Dataset entries
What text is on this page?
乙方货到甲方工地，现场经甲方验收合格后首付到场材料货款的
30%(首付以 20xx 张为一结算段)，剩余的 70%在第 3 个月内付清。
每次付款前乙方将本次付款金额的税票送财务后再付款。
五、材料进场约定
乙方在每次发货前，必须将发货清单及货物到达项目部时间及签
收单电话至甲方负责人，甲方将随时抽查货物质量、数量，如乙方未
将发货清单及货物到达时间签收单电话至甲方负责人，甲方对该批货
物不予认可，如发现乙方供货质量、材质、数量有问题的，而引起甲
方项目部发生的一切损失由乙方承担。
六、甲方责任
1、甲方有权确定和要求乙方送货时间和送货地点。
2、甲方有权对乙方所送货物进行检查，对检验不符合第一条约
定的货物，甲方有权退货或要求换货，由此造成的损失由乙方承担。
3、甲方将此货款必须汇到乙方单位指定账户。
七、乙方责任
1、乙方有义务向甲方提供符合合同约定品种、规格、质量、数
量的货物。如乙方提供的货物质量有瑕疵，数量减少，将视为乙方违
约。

__What you need to do__
Copy every line of the records word for word.

__Solution for this problem__
What text is on this page?
乙方货到甲方工地，现场经甲方验收合格后首付到场材料货款的
30%(首付以 20xx 张为一结算段)，剩余的 70%在第 3 个月内付清。
每次付款前乙方将本次付款金额的税票送财务后再付款。
五、材料进场约定
乙方在每次发货前，必须将发货清单及货物到达项目部时间及签
收单电话至甲方负责人，甲方将随时抽查货物质量、数量，如乙方未
将发货清单及货物到达时间签收单电话至甲方负责人，甲方对该批货
物不予认可，如发现乙方供货质量、材质、数量有问题的，而引起甲
方项目部发生的一切损失由乙方承担。
六、甲方责任
1、甲方有权确定和要求乙方送货时间和送货地点。
2、甲方有权对乙方所送货物进行检查，对检验不符合第一条约
定的货物，甲方有权退货或要求换货，由此造成的损失由乙方承担。
3、甲方将此货款必须汇到乙方单位指定账户。
七、乙方责任
1、乙方有义务向甲方提供符合合同约定品种、规格、质量、数
量的货物。如乙方提供的货物质量有瑕疵，数量减少，将视为乙方违
约。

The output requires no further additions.